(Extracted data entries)
::::::::::
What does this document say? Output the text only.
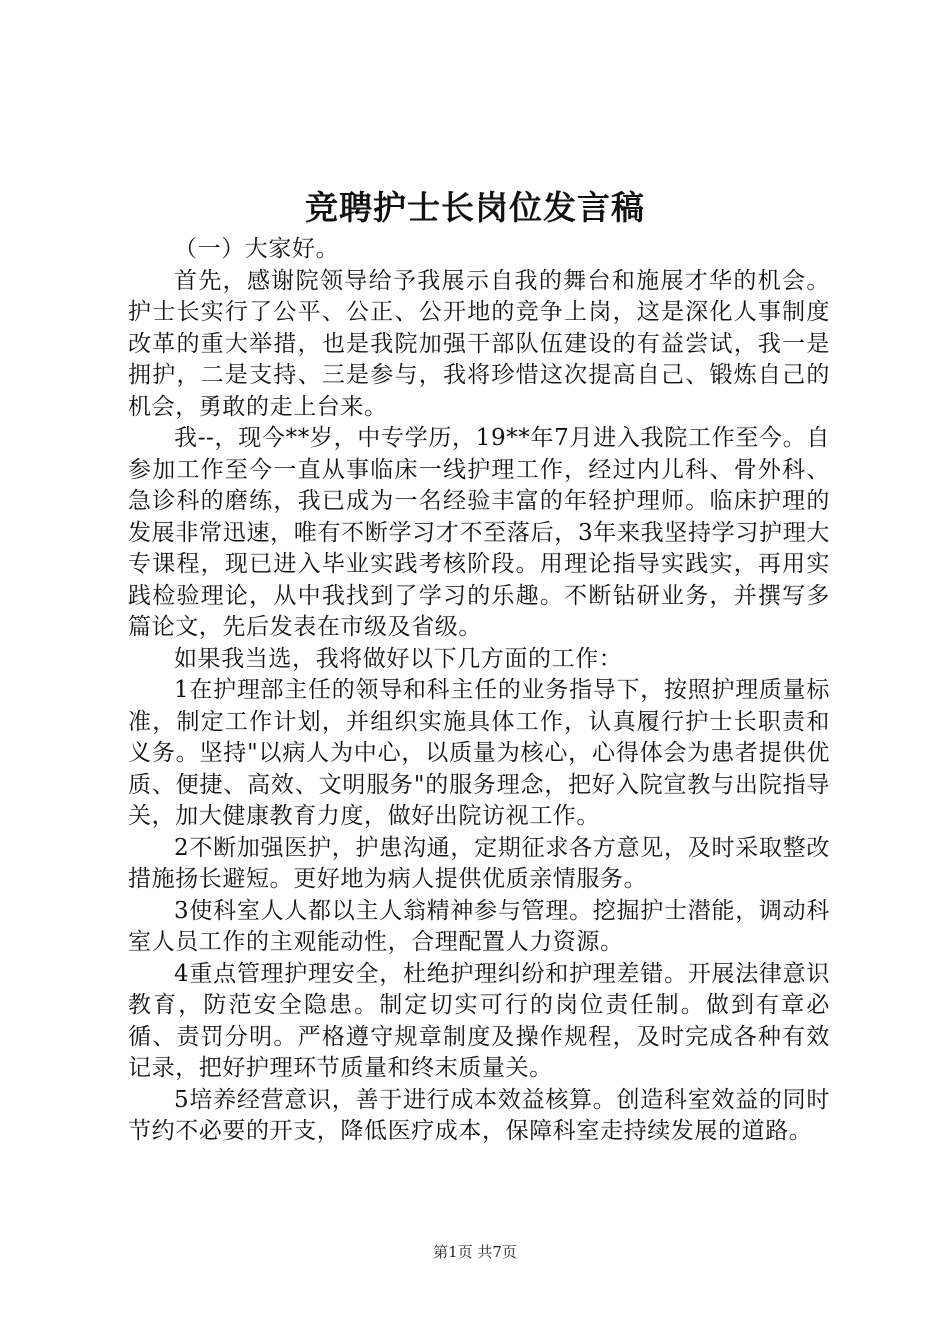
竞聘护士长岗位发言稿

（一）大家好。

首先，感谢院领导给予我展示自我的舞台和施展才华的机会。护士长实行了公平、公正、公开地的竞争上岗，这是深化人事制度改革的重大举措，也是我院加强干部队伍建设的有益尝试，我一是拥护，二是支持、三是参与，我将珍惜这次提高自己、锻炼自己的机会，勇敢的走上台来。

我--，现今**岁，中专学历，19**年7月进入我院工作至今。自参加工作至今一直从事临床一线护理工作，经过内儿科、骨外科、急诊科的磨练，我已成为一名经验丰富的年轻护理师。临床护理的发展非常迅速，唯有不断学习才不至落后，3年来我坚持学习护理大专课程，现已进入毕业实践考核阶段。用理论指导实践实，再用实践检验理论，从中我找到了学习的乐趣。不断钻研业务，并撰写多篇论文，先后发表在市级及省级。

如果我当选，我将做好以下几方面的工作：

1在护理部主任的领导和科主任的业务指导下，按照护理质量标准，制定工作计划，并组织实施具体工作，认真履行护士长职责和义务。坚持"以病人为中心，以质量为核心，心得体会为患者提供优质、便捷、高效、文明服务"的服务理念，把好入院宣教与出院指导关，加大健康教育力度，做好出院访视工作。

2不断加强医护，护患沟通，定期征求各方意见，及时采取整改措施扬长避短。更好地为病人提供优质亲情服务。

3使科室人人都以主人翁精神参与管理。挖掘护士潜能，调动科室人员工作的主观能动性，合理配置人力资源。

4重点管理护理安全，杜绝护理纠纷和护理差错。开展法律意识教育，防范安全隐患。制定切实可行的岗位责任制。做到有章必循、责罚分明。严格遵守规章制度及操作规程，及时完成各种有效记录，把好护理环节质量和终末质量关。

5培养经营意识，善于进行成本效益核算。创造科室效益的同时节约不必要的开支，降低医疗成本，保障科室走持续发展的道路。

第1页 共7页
::::::::::
* **Exercise directions**:
In the copy, include no pictures; restate the listing above exactly.

* **Solution to the exercise**:
What does this document say? Output the text only.
竞聘护士长岗位发言稿

（一）大家好。

首先，感谢院领导给予我展示自我的舞台和施展才华的机会。护士长实行了公平、公正、公开地的竞争上岗，这是深化人事制度改革的重大举措，也是我院加强干部队伍建设的有益尝试，我一是拥护，二是支持、三是参与，我将珍惜这次提高自己、锻炼自己的机会，勇敢的走上台来。

我--，现今**岁，中专学历，19**年7月进入我院工作至今。自参加工作至今一直从事临床一线护理工作，经过内儿科、骨外科、急诊科的磨练，我已成为一名经验丰富的年轻护理师。临床护理的发展非常迅速，唯有不断学习才不至落后，3年来我坚持学习护理大专课程，现已进入毕业实践考核阶段。用理论指导实践实，再用实践检验理论，从中我找到了学习的乐趣。不断钻研业务，并撰写多篇论文，先后发表在市级及省级。

如果我当选，我将做好以下几方面的工作：

1在护理部主任的领导和科主任的业务指导下，按照护理质量标准，制定工作计划，并组织实施具体工作，认真履行护士长职责和义务。坚持"以病人为中心，以质量为核心，心得体会为患者提供优质、便捷、高效、文明服务"的服务理念，把好入院宣教与出院指导关，加大健康教育力度，做好出院访视工作。

2不断加强医护，护患沟通，定期征求各方意见，及时采取整改措施扬长避短。更好地为病人提供优质亲情服务。

3使科室人人都以主人翁精神参与管理。挖掘护士潜能，调动科室人员工作的主观能动性，合理配置人力资源。

4重点管理护理安全，杜绝护理纠纷和护理差错。开展法律意识教育，防范安全隐患。制定切实可行的岗位责任制。做到有章必循、责罚分明。严格遵守规章制度及操作规程，及时完成各种有效记录，把好护理环节质量和终末质量关。

5培养经营意识，善于进行成本效益核算。创造科室效益的同时节约不必要的开支，降低医疗成本，保障科室走持续发展的道路。

第1页 共7页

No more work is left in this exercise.